▶ Work task
Your response should be the complete data, transcribed exactly.

▶ Provided records
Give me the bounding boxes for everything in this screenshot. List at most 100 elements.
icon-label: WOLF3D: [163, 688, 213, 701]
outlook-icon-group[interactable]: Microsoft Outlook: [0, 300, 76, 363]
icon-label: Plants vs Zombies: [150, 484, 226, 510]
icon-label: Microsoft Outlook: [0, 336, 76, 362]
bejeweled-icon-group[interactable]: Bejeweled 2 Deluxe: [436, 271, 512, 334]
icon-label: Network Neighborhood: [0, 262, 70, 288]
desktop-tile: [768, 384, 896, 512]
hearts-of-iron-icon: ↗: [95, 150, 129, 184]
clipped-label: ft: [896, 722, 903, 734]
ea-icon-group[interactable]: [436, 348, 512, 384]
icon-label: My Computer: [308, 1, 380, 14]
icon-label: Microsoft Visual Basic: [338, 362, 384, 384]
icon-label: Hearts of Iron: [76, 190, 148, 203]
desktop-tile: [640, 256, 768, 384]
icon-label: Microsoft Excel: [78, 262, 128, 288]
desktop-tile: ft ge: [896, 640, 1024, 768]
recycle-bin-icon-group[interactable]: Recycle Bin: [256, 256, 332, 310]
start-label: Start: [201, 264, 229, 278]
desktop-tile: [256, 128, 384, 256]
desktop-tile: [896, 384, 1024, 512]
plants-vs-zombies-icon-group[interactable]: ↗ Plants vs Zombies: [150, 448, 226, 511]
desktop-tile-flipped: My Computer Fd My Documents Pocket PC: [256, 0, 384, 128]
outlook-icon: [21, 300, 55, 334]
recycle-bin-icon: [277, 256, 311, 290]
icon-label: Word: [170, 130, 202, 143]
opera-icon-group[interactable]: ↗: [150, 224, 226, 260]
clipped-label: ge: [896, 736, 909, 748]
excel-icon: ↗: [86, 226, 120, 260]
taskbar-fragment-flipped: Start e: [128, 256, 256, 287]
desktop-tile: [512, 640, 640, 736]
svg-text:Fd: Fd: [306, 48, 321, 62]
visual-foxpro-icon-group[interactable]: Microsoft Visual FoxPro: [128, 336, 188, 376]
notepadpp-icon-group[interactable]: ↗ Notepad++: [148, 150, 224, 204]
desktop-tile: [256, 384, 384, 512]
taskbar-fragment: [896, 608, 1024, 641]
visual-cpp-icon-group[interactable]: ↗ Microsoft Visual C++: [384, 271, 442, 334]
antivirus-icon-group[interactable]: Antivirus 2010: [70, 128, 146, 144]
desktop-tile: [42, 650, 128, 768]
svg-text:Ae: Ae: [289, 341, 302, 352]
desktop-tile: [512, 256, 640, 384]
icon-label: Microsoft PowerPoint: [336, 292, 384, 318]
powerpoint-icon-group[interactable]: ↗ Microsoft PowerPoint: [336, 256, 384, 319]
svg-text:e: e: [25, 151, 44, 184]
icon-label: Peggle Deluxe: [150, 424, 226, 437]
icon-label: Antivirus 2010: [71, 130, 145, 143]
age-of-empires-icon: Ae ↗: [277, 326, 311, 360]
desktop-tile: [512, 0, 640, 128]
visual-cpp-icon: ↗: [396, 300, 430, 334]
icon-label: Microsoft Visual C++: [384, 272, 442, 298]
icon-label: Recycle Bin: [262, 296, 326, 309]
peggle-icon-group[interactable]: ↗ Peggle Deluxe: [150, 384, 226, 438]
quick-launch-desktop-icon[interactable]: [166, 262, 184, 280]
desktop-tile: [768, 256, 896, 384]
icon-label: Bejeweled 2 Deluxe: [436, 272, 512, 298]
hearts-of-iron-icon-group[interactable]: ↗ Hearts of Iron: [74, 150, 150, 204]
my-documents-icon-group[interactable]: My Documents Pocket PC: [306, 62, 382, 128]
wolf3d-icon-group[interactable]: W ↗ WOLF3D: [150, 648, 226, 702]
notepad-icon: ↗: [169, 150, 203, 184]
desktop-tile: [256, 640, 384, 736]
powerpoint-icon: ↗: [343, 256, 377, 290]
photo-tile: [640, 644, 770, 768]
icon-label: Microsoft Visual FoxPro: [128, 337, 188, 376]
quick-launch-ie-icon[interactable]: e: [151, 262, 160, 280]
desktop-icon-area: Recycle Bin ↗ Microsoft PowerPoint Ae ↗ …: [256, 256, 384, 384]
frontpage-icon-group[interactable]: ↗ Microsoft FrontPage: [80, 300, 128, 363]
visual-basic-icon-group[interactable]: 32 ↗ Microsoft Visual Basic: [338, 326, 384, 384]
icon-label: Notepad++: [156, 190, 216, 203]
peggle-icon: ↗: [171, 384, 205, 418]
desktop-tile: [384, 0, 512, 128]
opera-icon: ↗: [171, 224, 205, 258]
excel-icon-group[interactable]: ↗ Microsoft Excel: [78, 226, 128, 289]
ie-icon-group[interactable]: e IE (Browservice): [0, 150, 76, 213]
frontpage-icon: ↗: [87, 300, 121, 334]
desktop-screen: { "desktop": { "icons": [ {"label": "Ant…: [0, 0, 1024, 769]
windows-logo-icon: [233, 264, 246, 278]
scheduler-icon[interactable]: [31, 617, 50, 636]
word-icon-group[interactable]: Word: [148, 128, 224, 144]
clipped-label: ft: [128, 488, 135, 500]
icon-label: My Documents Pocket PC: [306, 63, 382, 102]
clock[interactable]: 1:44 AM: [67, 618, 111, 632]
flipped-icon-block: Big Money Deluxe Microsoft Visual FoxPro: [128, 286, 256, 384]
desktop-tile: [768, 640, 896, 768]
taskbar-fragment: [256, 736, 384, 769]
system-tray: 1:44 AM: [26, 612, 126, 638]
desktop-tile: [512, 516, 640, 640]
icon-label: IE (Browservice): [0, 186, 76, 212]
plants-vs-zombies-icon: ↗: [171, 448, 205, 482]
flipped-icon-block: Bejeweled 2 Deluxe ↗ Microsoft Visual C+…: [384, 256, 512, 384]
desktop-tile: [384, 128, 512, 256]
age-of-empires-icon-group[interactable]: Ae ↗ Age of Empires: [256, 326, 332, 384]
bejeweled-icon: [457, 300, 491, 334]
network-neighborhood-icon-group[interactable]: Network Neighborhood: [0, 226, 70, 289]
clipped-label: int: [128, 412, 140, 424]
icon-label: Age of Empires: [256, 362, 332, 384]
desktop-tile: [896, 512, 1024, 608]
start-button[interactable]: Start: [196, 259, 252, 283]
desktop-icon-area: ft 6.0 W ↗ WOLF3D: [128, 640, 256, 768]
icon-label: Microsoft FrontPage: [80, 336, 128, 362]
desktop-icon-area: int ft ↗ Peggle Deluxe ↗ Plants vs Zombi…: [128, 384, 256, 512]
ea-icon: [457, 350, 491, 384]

▶ Exercise result
Give me the bounding boxes for everything in this screenshot. List at most 100 elements.
icon-label: WOLF3D: [163, 688, 213, 701]
outlook-icon-group[interactable]: Microsoft Outlook: [0, 300, 76, 363]
icon-label: Plants vs Zombies: [150, 484, 226, 510]
icon-label: Microsoft Outlook: [0, 336, 76, 362]
bejeweled-icon-group[interactable]: Bejeweled 2 Deluxe: [436, 271, 512, 334]
icon-label: Network Neighborhood: [0, 262, 70, 288]
desktop-tile: [768, 384, 896, 512]
hearts-of-iron-icon: ↗: [95, 150, 129, 184]
clipped-label: ft: [896, 722, 903, 734]
ea-icon-group[interactable]: [436, 348, 512, 384]
icon-label: My Computer: [308, 1, 380, 14]
icon-label: Microsoft Visual Basic: [338, 362, 384, 384]
icon-label: Hearts of Iron: [76, 190, 148, 203]
desktop-tile: [640, 256, 768, 384]
icon-label: Microsoft Excel: [78, 262, 128, 288]
desktop-tile: ft ge: [896, 640, 1024, 768]
recycle-bin-icon-group[interactable]: Recycle Bin: [256, 256, 332, 310]
start-label: Start: [201, 264, 229, 278]
desktop-tile: [256, 128, 384, 256]
desktop-tile: [896, 384, 1024, 512]
plants-vs-zombies-icon-group[interactable]: ↗ Plants vs Zombies: [150, 448, 226, 511]
desktop-tile-flipped: My Computer Fd My Documents Pocket PC: [256, 0, 384, 128]
outlook-icon: [21, 300, 55, 334]
recycle-bin-icon: [277, 256, 311, 290]
icon-label: Word: [170, 130, 202, 143]
opera-icon-group[interactable]: ↗: [150, 224, 226, 260]
clipped-label: ge: [896, 736, 909, 748]
excel-icon: ↗: [86, 226, 120, 260]
taskbar-fragment-flipped: Start e: [128, 256, 256, 287]
desktop-tile: [512, 640, 640, 736]
svg-text:Fd: Fd: [306, 48, 321, 62]
visual-foxpro-icon-group[interactable]: Microsoft Visual FoxPro: [128, 336, 188, 376]
notepadpp-icon-group[interactable]: ↗ Notepad++: [148, 150, 224, 204]
desktop-tile: [256, 384, 384, 512]
taskbar-fragment: [896, 608, 1024, 641]
visual-cpp-icon-group[interactable]: ↗ Microsoft Visual C++: [384, 271, 442, 334]
antivirus-icon-group[interactable]: Antivirus 2010: [70, 128, 146, 144]
desktop-tile: [42, 650, 128, 768]
svg-text:Ae: Ae: [289, 341, 302, 352]
desktop-tile: [512, 256, 640, 384]
icon-label: Microsoft PowerPoint: [336, 292, 384, 318]
powerpoint-icon-group[interactable]: ↗ Microsoft PowerPoint: [336, 256, 384, 319]
svg-text:e: e: [25, 151, 44, 184]
icon-label: Peggle Deluxe: [150, 424, 226, 437]
icon-label: Antivirus 2010: [71, 130, 145, 143]
age-of-empires-icon: Ae ↗: [277, 326, 311, 360]
desktop-tile: [512, 0, 640, 128]
visual-cpp-icon: ↗: [396, 300, 430, 334]
icon-label: Microsoft Visual C++: [384, 272, 442, 298]
icon-label: Recycle Bin: [262, 296, 326, 309]
peggle-icon-group[interactable]: ↗ Peggle Deluxe: [150, 384, 226, 438]
quick-launch-desktop-icon[interactable]: [166, 262, 184, 280]
desktop-tile: [768, 256, 896, 384]
icon-label: Bejeweled 2 Deluxe: [436, 272, 512, 298]
hearts-of-iron-icon-group[interactable]: ↗ Hearts of Iron: [74, 150, 150, 204]
my-documents-icon-group[interactable]: My Documents Pocket PC: [306, 62, 382, 128]
wolf3d-icon-group[interactable]: W ↗ WOLF3D: [150, 648, 226, 702]
notepad-icon: ↗: [169, 150, 203, 184]
desktop-tile: [256, 640, 384, 736]
powerpoint-icon: ↗: [343, 256, 377, 290]
photo-tile: [640, 644, 770, 768]
icon-label: Microsoft Visual FoxPro: [128, 337, 188, 376]
quick-launch-ie-icon[interactable]: e: [151, 262, 160, 280]
desktop-icon-area: Recycle Bin ↗ Microsoft PowerPoint Ae ↗ …: [256, 256, 384, 384]
frontpage-icon-group[interactable]: ↗ Microsoft FrontPage: [80, 300, 128, 363]
visual-basic-icon-group[interactable]: 32 ↗ Microsoft Visual Basic: [338, 326, 384, 384]
icon-label: Notepad++: [156, 190, 216, 203]
peggle-icon: ↗: [171, 384, 205, 418]
desktop-tile: [384, 0, 512, 128]
opera-icon: ↗: [171, 224, 205, 258]
excel-icon-group[interactable]: ↗ Microsoft Excel: [78, 226, 128, 289]
ie-icon-group[interactable]: e IE (Browservice): [0, 150, 76, 213]
frontpage-icon: ↗: [87, 300, 121, 334]
desktop-screen: { "desktop": { "icons": [ {"label": "Ant…: [0, 0, 1024, 769]
windows-logo-icon: [233, 264, 246, 278]
scheduler-icon[interactable]: [31, 617, 50, 636]
word-icon-group[interactable]: Word: [148, 128, 224, 144]
clipped-label: ft: [128, 488, 135, 500]
icon-label: My Documents Pocket PC: [306, 63, 382, 102]
clock[interactable]: 1:44 AM: [67, 618, 111, 632]
flipped-icon-block: Big Money Deluxe Microsoft Visual FoxPro: [128, 286, 256, 384]
desktop-tile: [768, 640, 896, 768]
taskbar-fragment: [256, 736, 384, 769]
system-tray: 1:44 AM: [26, 612, 126, 638]
desktop-tile: [512, 516, 640, 640]
icon-label: IE (Browservice): [0, 186, 76, 212]
plants-vs-zombies-icon: ↗: [171, 448, 205, 482]
flipped-icon-block: Bejeweled 2 Deluxe ↗ Microsoft Visual C+…: [384, 256, 512, 384]
desktop-tile: [384, 128, 512, 256]
age-of-empires-icon-group[interactable]: Ae ↗ Age of Empires: [256, 326, 332, 384]
bejeweled-icon: [457, 300, 491, 334]
network-neighborhood-icon-group[interactable]: Network Neighborhood: [0, 226, 70, 289]
clipped-label: int: [128, 412, 140, 424]
icon-label: Age of Empires: [256, 362, 332, 384]
desktop-tile: [896, 512, 1024, 608]
start-button[interactable]: Start: [196, 259, 252, 283]
desktop-icon-area: ft 6.0 W ↗ WOLF3D: [128, 640, 256, 768]
icon-label: Microsoft FrontPage: [80, 336, 128, 362]
desktop-icon-area: int ft ↗ Peggle Deluxe ↗ Plants vs Zombi…: [128, 384, 256, 512]
ea-icon: [457, 350, 491, 384]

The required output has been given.